- Extracted material
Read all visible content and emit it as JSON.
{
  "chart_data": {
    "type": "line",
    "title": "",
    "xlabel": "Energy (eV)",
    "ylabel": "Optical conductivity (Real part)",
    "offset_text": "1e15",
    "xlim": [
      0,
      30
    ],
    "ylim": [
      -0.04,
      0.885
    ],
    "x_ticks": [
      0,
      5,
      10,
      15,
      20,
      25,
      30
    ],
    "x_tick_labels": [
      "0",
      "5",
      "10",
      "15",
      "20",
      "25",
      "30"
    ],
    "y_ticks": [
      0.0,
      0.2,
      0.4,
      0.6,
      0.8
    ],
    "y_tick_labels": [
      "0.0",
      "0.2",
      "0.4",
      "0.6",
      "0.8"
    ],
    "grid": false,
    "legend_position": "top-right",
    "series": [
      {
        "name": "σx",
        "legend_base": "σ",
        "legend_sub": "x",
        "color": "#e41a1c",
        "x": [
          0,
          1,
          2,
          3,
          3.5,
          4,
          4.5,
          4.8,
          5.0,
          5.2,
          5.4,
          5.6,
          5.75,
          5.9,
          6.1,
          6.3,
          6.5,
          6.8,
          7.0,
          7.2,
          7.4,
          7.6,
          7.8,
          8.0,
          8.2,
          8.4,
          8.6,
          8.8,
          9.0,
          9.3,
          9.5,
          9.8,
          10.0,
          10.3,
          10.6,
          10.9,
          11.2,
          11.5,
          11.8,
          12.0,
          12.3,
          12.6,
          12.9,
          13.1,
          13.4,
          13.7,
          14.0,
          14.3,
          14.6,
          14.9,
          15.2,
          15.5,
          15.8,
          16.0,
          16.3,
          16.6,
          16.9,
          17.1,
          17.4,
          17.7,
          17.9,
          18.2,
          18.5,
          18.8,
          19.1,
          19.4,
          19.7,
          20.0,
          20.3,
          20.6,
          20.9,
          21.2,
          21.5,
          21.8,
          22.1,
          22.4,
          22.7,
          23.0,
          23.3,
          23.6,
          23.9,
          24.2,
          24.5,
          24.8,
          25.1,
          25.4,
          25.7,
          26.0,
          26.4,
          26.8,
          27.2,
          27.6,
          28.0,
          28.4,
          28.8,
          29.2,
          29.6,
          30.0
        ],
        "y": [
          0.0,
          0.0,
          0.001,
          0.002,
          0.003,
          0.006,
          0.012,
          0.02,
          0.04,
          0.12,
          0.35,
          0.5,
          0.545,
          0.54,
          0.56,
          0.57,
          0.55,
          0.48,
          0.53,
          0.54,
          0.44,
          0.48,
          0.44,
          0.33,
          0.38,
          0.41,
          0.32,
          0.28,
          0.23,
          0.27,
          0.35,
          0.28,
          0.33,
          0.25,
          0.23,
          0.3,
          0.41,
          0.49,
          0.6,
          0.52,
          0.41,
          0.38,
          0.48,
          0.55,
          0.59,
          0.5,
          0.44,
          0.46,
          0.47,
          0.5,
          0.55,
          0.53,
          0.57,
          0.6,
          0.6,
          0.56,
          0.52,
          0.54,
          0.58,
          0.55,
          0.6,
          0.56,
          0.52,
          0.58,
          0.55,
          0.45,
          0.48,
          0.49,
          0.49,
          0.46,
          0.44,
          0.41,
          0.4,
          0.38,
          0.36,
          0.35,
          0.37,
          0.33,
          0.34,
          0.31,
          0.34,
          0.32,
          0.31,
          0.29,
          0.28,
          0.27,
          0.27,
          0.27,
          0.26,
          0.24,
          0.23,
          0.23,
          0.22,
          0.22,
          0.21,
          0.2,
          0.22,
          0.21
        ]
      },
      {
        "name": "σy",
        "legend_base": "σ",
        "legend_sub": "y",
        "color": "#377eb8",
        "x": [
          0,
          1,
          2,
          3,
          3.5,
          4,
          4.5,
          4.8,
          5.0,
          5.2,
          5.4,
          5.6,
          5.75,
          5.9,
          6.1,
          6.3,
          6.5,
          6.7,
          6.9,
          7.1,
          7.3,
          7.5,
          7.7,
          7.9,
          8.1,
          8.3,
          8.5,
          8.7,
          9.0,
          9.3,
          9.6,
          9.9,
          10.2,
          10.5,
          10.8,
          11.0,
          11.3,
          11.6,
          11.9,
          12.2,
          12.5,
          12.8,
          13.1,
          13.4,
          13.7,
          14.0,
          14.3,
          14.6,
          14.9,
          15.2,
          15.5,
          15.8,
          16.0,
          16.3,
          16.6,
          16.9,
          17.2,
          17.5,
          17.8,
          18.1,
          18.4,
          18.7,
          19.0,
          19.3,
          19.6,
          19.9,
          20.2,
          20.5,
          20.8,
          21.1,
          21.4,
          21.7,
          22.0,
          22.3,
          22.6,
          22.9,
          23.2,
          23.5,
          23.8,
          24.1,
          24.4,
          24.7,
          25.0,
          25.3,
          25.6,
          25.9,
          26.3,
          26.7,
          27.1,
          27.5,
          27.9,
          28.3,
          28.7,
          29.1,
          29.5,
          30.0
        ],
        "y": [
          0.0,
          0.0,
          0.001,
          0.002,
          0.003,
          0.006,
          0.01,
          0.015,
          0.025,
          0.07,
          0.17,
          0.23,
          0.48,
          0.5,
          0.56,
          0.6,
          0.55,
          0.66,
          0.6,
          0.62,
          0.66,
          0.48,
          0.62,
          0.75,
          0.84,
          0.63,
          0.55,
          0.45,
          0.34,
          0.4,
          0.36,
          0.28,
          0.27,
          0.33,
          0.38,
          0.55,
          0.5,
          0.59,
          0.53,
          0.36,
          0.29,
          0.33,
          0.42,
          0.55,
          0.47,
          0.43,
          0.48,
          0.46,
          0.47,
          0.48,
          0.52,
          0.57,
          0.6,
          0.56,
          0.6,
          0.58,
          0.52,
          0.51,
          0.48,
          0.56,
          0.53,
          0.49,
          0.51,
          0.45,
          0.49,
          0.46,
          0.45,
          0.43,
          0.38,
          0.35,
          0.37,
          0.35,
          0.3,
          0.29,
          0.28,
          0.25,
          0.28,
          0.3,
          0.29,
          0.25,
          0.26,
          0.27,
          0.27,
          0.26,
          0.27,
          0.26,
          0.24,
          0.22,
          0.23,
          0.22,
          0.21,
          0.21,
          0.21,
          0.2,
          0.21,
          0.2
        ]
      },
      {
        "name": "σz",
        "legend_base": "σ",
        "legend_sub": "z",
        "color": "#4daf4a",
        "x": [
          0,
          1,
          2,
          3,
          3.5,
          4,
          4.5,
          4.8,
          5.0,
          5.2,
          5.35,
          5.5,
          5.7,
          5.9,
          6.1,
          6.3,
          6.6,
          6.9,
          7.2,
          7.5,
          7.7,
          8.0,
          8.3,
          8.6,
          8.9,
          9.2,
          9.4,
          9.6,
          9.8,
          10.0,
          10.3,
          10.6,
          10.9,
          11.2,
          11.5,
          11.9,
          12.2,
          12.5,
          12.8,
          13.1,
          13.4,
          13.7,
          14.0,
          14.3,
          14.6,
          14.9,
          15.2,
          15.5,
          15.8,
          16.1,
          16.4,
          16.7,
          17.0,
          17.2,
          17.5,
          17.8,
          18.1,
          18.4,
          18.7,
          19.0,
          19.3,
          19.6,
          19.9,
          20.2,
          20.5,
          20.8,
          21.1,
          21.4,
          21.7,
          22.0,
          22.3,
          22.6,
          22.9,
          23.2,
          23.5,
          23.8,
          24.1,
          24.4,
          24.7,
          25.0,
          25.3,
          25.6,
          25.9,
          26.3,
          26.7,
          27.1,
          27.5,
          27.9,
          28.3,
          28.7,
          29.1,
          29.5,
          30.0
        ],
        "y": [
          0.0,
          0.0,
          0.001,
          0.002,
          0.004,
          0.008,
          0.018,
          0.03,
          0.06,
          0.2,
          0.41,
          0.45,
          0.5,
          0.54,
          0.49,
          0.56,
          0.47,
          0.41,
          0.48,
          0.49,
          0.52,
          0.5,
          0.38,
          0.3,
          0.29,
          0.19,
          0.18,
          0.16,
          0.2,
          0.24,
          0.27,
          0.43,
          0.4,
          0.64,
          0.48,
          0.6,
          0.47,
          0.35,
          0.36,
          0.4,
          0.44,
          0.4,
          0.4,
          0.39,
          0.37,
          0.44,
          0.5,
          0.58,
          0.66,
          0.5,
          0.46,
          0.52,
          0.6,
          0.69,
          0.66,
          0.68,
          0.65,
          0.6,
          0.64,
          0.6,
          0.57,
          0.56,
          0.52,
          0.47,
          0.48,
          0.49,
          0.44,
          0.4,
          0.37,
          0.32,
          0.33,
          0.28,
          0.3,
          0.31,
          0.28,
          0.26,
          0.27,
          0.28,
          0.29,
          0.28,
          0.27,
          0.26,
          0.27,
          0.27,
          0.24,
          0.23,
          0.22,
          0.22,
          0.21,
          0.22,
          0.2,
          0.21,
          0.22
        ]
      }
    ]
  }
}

- Exercise
Across the entries above, how many lines contain "color"? Provide only the count.

- Task solution
3